## INSTRUCTIONS FOR THE TASK
From the listing below, pull out every line where the string "http" appears.
-- BEGIN RECORDS FOR THIS EXERCISE --
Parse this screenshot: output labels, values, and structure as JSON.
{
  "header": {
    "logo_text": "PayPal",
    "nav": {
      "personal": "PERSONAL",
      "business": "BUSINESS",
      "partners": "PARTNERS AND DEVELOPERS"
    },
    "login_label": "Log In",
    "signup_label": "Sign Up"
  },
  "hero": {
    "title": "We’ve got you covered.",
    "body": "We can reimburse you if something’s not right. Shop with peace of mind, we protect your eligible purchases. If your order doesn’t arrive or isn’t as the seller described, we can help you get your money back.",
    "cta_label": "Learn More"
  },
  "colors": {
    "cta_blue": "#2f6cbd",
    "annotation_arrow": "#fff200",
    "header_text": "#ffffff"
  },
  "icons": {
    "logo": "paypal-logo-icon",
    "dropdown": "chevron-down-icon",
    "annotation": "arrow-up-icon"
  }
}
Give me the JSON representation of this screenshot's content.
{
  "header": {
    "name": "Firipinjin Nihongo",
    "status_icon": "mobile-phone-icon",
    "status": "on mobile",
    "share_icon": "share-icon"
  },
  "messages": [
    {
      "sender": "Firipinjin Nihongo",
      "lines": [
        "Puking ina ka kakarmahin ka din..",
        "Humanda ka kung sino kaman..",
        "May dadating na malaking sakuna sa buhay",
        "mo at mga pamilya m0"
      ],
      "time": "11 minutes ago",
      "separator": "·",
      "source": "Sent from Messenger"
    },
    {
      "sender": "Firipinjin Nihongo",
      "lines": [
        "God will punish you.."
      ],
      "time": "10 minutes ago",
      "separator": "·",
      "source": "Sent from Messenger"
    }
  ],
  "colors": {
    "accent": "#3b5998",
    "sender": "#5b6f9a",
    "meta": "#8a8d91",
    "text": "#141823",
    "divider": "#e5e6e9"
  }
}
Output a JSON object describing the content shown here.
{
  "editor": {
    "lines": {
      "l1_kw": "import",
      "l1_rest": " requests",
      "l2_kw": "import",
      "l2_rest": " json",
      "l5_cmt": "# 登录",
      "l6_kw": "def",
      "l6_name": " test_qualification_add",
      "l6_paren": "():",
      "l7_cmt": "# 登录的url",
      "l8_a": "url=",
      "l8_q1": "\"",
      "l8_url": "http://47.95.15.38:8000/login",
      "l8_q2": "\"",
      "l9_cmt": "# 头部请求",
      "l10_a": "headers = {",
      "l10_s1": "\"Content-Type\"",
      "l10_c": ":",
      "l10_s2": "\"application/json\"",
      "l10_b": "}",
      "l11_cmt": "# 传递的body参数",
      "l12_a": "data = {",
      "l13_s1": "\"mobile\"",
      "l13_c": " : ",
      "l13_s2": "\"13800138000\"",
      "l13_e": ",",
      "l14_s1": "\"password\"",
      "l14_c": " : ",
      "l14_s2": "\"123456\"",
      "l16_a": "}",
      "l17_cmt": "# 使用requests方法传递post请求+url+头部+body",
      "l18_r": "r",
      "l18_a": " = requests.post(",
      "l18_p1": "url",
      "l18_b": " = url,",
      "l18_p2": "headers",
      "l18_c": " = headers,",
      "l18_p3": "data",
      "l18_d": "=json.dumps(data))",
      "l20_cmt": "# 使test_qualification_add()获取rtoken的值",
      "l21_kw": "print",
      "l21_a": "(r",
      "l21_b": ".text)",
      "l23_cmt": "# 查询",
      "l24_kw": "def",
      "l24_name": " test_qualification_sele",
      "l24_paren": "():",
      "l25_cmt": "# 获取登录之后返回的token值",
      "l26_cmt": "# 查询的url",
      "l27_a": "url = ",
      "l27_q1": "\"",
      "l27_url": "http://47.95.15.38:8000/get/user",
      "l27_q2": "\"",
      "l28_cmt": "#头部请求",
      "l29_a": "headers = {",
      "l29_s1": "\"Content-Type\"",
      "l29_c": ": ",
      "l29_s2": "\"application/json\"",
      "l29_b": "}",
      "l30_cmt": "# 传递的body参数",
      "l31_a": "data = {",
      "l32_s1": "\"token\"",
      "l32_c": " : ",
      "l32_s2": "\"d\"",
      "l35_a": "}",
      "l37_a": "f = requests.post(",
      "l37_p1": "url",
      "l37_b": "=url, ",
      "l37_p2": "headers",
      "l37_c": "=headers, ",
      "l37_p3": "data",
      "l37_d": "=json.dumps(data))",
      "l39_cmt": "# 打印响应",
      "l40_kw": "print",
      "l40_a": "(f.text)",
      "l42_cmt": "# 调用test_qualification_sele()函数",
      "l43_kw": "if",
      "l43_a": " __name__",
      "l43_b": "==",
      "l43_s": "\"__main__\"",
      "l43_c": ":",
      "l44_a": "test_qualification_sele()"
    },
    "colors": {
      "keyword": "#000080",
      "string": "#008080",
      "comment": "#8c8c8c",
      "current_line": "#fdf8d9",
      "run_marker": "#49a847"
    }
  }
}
-- END RECORDS FOR THIS EXERCISE --
## ANSWER BELOW
      "l8_url": "http://47.95.15.38:8000/login",
      "l27_url": "http://47.95.15.38:8000/get/user",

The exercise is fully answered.